REQUEST A
Reproduce the portion of the Trebor passage starting at "During the Second" and ending at "TREBOR QUALITY SWEETS.".
REQUEST B
According to the Trebor passage, on what night did the factory receive a direct hit?
REQUEST C
Extend the passage on the Trebor sweet factory by writing what follows its final sentence.

──────── TEXT TO READ ────────

Modern Trebor products have comparatively boring names such as Softmints or Extra Strong Gum — and there are only seven, not the hundreds back then. We shouldn’t fall for the illusion of choice in modern supermarkets, for if sweet names and variety are anything to go by, the 1930s offered more to consumers.

During the Second World War, East London was seldom a safe place. German bombs regularly hit its docks and industry. Somehow the area around the factory managed to escape. Trebor was able to fulfil its wartime sugar contracts until the night of Tuesday 18 April 1944, when the factory received a direct hit. Several people were killed in houses nearby, including one of the firm’s stokers, but the 200 neighbours sheltering in the firm’s basement all survived. Production re-started a week later. Forest Gate remained the heart of the firm. Its white art deco building now houses apartments, one of several sweet factories turned domestic within East London. And to this day the building bears the large Gill Sans legend, TREBOR QUALITY SWEETS.

──────── EXCERPTED DATA ────────

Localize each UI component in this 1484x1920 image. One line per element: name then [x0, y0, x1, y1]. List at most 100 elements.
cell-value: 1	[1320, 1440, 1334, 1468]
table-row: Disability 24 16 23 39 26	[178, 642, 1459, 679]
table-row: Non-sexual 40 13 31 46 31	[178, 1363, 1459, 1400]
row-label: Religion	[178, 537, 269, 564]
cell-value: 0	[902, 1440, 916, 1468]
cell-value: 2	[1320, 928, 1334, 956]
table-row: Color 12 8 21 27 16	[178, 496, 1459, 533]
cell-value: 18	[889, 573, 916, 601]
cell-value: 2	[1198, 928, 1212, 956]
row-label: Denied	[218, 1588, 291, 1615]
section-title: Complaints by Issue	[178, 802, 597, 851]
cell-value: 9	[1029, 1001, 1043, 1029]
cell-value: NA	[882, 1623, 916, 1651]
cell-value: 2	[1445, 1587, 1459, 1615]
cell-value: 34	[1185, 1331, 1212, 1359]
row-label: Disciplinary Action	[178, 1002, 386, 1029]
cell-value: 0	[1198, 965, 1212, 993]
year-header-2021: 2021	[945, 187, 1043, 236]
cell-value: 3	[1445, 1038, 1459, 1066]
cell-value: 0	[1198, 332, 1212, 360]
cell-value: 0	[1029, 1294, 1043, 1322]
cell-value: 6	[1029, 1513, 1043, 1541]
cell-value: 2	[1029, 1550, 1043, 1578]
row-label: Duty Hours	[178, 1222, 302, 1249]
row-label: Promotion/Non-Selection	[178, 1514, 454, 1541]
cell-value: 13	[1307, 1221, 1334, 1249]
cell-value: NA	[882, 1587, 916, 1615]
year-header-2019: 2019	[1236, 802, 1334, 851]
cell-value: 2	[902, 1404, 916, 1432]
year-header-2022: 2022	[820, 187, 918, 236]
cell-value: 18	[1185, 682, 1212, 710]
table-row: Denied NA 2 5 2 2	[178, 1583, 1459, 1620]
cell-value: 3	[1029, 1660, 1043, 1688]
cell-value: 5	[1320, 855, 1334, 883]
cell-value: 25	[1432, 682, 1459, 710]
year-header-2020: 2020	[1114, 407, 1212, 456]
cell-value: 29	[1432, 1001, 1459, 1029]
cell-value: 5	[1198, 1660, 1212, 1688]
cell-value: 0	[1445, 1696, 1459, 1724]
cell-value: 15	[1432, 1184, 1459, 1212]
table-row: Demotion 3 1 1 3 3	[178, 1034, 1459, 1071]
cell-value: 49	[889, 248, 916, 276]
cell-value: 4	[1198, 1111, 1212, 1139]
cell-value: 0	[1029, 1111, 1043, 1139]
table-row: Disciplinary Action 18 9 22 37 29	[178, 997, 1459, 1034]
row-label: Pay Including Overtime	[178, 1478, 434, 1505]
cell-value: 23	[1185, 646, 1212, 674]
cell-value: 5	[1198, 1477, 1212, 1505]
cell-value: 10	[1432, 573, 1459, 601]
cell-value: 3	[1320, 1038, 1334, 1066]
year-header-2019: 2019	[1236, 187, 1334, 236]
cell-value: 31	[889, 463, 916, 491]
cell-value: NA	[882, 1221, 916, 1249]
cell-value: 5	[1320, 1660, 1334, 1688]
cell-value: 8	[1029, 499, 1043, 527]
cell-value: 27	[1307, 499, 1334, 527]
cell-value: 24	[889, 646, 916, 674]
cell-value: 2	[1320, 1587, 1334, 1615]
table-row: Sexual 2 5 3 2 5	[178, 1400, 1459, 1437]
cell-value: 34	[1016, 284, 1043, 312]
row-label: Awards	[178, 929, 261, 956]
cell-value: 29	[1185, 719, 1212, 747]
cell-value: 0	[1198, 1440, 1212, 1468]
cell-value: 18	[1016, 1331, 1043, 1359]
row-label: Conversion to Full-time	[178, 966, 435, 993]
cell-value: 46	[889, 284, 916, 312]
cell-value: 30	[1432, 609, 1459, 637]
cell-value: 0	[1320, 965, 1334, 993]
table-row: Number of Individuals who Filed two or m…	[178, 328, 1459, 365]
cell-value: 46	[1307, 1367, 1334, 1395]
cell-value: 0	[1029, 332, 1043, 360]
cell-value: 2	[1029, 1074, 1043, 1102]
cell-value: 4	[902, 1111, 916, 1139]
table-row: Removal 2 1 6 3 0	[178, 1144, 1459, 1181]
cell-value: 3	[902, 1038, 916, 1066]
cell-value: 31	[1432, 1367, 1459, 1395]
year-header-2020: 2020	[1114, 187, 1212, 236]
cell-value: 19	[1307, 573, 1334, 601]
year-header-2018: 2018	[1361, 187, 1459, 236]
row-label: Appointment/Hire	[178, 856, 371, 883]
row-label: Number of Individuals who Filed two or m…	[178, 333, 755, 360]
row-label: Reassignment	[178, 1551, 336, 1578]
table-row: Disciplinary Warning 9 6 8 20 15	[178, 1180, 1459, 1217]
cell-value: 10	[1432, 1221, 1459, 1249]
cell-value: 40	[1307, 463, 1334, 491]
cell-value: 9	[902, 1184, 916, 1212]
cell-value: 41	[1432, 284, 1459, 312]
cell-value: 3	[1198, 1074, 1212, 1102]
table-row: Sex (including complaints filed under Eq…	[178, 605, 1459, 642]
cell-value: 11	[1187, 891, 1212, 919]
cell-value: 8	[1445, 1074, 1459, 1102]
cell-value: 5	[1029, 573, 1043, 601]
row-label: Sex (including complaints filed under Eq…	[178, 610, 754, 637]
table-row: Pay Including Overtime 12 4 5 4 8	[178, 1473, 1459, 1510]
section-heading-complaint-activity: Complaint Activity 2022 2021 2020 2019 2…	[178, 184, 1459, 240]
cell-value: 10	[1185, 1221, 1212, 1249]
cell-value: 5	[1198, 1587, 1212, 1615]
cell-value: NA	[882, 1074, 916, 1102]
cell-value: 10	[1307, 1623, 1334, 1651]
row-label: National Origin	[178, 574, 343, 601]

────────
──────── EXCERPTED DATA ────────

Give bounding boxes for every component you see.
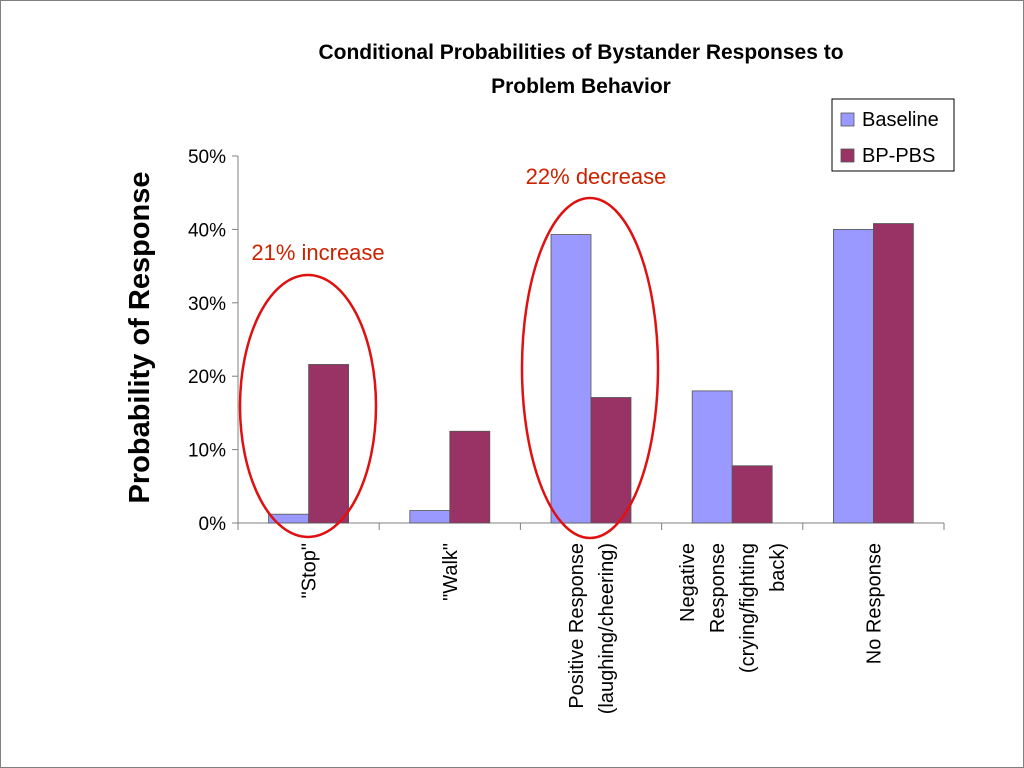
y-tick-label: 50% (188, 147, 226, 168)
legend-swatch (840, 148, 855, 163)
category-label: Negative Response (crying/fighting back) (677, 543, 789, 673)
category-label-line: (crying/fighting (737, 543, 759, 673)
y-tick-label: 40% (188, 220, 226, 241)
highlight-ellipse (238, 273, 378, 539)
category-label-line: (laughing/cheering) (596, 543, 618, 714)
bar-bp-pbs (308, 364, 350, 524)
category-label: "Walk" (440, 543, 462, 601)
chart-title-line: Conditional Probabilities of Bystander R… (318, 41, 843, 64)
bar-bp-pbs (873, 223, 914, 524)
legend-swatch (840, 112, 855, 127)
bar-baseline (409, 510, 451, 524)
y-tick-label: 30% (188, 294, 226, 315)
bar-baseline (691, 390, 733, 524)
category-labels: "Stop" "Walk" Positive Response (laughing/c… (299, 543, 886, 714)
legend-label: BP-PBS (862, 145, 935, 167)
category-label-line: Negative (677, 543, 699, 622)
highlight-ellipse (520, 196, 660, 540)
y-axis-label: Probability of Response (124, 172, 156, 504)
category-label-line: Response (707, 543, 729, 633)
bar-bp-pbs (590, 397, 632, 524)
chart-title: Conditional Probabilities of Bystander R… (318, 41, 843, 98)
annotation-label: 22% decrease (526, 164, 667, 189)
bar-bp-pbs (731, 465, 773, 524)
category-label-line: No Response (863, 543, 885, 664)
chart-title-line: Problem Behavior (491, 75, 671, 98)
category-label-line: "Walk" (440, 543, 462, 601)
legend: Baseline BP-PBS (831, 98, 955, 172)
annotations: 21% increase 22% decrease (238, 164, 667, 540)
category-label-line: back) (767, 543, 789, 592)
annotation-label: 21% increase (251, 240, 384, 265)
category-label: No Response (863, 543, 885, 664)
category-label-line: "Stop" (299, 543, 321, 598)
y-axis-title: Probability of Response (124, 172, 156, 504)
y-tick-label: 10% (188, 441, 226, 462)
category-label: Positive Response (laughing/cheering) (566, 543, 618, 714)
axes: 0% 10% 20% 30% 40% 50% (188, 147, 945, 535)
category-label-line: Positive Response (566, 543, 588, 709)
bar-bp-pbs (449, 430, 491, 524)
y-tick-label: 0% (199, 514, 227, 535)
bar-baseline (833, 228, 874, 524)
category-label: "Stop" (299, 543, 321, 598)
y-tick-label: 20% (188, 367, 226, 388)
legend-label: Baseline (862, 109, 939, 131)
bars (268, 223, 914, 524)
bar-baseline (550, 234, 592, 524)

────────

FINAL RESULT A
During the Second World War, East London was seldom a safe place. German bombs regularly hit its docks and industry. Somehow the area around the factory managed to escape. Trebor was able to fulfil its wartime sugar contracts until the night of Tuesday 18 April 1944, when the factory received a direct hit. Several people were killed in houses nearby, including one of the firm’s stokers, but the 200 neighbours sheltering in the firm’s basement all survived. Production re-started a week later. Forest Gate remained the heart of the firm. Its white art deco building now houses apartments, one of several sweet factories turned domestic within East London. And to this day the building bears the large Gill Sans legend, TREBOR QUALITY SWEETS.

FINAL RESULT B
The night of Tuesday 18 April 1944.

FINAL RESULT C
When The Trebor Story was published, I signed books one Saturday afternoon on a table outside the Newham Bookshop, just before a home game at West Ham. Countless people stopped to say hello and tell stories about working for the firm. Hundreds more have since contacted our website and blog.

For decades Trebor was a major presence among the local population. Many East London families provided it with generations of staff. In turn the firm lent a benevolent — but patrician — help to their lives. There were sports and social clubs, with regular parties, Christmas dinners and outings to West End shows. At that time people worked longer hours and were happier to socialise with colleagues. The notion of company spirit had not yet been tarnished by cynical corporate manipulation.

In the bustle of Edwardian London it was an easy, exciting thing to boil some sugar, handwrap some sweets and then hustle them to local shops. But if Trebor’s four founders were young today, it’s unlikely they would be attracted to corporate confectionery. They might rather work in digital media, or some other field offering scope for enterprise and style.

Happily, that type of firm is now re-emerging in Forest Gate. The big industry has gone, but Trebor’s old home is bursting once again with the vitality of a new generation of entrepreneurs.

Matthew Crampton is a writer and folk singer. His next book is Human Cargo: stories & songs of trafficking & transportation, based on a show he wrote to explore the experiences of migrants in the eighteenth and nineteenth centuries. Details at matthewcrampton.com.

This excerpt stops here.